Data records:
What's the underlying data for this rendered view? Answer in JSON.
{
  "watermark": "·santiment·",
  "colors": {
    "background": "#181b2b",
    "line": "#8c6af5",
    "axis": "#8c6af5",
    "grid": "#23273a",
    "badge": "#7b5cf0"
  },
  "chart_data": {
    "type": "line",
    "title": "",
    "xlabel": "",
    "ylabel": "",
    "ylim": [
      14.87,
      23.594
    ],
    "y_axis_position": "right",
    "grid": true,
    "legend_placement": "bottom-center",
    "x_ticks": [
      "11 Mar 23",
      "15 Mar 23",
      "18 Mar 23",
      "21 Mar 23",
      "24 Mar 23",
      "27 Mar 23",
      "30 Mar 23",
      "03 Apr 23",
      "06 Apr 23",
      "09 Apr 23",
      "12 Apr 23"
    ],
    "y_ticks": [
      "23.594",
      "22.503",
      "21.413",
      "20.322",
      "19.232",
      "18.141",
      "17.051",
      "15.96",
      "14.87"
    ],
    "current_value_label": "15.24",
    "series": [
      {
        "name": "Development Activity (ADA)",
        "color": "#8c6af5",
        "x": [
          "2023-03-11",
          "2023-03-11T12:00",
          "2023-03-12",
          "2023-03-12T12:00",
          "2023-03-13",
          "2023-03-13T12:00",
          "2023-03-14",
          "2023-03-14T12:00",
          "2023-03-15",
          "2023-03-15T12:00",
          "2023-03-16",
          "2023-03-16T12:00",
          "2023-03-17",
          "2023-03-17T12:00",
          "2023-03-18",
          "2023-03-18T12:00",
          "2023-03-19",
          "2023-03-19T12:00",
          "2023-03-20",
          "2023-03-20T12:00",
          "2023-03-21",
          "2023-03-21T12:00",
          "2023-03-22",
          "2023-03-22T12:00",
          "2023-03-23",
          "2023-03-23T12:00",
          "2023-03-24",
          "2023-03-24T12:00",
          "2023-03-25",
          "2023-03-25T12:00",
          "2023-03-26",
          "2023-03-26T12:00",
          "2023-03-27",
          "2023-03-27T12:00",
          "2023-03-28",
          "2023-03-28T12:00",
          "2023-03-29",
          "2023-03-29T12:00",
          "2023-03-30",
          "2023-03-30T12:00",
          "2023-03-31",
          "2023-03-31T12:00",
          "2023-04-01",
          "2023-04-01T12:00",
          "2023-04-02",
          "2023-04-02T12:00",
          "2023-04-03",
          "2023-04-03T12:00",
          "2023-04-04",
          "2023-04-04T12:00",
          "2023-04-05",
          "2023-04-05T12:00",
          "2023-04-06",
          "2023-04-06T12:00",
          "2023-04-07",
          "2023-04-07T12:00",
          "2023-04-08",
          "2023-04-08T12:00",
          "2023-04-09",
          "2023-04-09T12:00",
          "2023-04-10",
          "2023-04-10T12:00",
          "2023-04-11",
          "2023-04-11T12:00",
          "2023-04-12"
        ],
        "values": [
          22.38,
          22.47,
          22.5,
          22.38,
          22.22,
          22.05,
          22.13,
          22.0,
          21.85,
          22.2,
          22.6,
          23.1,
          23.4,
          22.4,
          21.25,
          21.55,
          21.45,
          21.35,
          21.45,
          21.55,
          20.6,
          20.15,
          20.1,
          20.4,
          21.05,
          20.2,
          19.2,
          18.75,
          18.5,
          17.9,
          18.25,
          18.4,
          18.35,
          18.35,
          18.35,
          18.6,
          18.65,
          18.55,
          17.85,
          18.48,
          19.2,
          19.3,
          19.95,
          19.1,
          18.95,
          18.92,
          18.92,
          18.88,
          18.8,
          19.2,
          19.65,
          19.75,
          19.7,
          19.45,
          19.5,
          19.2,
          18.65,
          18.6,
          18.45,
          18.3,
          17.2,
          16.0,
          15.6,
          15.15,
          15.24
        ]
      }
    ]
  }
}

◆ **GOAL**
The records above are to be copied in full, exactly as written.

◆ **TASK RESULT**
What's the underlying data for this rendered view? Answer in JSON.
{
  "watermark": "·santiment·",
  "colors": {
    "background": "#181b2b",
    "line": "#8c6af5",
    "axis": "#8c6af5",
    "grid": "#23273a",
    "badge": "#7b5cf0"
  },
  "chart_data": {
    "type": "line",
    "title": "",
    "xlabel": "",
    "ylabel": "",
    "ylim": [
      14.87,
      23.594
    ],
    "y_axis_position": "right",
    "grid": true,
    "legend_placement": "bottom-center",
    "x_ticks": [
      "11 Mar 23",
      "15 Mar 23",
      "18 Mar 23",
      "21 Mar 23",
      "24 Mar 23",
      "27 Mar 23",
      "30 Mar 23",
      "03 Apr 23",
      "06 Apr 23",
      "09 Apr 23",
      "12 Apr 23"
    ],
    "y_ticks": [
      "23.594",
      "22.503",
      "21.413",
      "20.322",
      "19.232",
      "18.141",
      "17.051",
      "15.96",
      "14.87"
    ],
    "current_value_label": "15.24",
    "series": [
      {
        "name": "Development Activity (ADA)",
        "color": "#8c6af5",
        "x": [
          "2023-03-11",
          "2023-03-11T12:00",
          "2023-03-12",
          "2023-03-12T12:00",
          "2023-03-13",
          "2023-03-13T12:00",
          "2023-03-14",
          "2023-03-14T12:00",
          "2023-03-15",
          "2023-03-15T12:00",
          "2023-03-16",
          "2023-03-16T12:00",
          "2023-03-17",
          "2023-03-17T12:00",
          "2023-03-18",
          "2023-03-18T12:00",
          "2023-03-19",
          "2023-03-19T12:00",
          "2023-03-20",
          "2023-03-20T12:00",
          "2023-03-21",
          "2023-03-21T12:00",
          "2023-03-22",
          "2023-03-22T12:00",
          "2023-03-23",
          "2023-03-23T12:00",
          "2023-03-24",
          "2023-03-24T12:00",
          "2023-03-25",
          "2023-03-25T12:00",
          "2023-03-26",
          "2023-03-26T12:00",
          "2023-03-27",
          "2023-03-27T12:00",
          "2023-03-28",
          "2023-03-28T12:00",
          "2023-03-29",
          "2023-03-29T12:00",
          "2023-03-30",
          "2023-03-30T12:00",
          "2023-03-31",
          "2023-03-31T12:00",
          "2023-04-01",
          "2023-04-01T12:00",
          "2023-04-02",
          "2023-04-02T12:00",
          "2023-04-03",
          "2023-04-03T12:00",
          "2023-04-04",
          "2023-04-04T12:00",
          "2023-04-05",
          "2023-04-05T12:00",
          "2023-04-06",
          "2023-04-06T12:00",
          "2023-04-07",
          "2023-04-07T12:00",
          "2023-04-08",
          "2023-04-08T12:00",
          "2023-04-09",
          "2023-04-09T12:00",
          "2023-04-10",
          "2023-04-10T12:00",
          "2023-04-11",
          "2023-04-11T12:00",
          "2023-04-12"
        ],
        "values": [
          22.38,
          22.47,
          22.5,
          22.38,
          22.22,
          22.05,
          22.13,
          22.0,
          21.85,
          22.2,
          22.6,
          23.1,
          23.4,
          22.4,
          21.25,
          21.55,
          21.45,
          21.35,
          21.45,
          21.55,
          20.6,
          20.15,
          20.1,
          20.4,
          21.05,
          20.2,
          19.2,
          18.75,
          18.5,
          17.9,
          18.25,
          18.4,
          18.35,
          18.35,
          18.35,
          18.6,
          18.65,
          18.55,
          17.85,
          18.48,
          19.2,
          19.3,
          19.95,
          19.1,
          18.95,
          18.92,
          18.92,
          18.88,
          18.8,
          19.2,
          19.65,
          19.75,
          19.7,
          19.45,
          19.5,
          19.2,
          18.65,
          18.6,
          18.45,
          18.3,
          17.2,
          16.0,
          15.6,
          15.15,
          15.24
        ]
      }
    ]
  }
}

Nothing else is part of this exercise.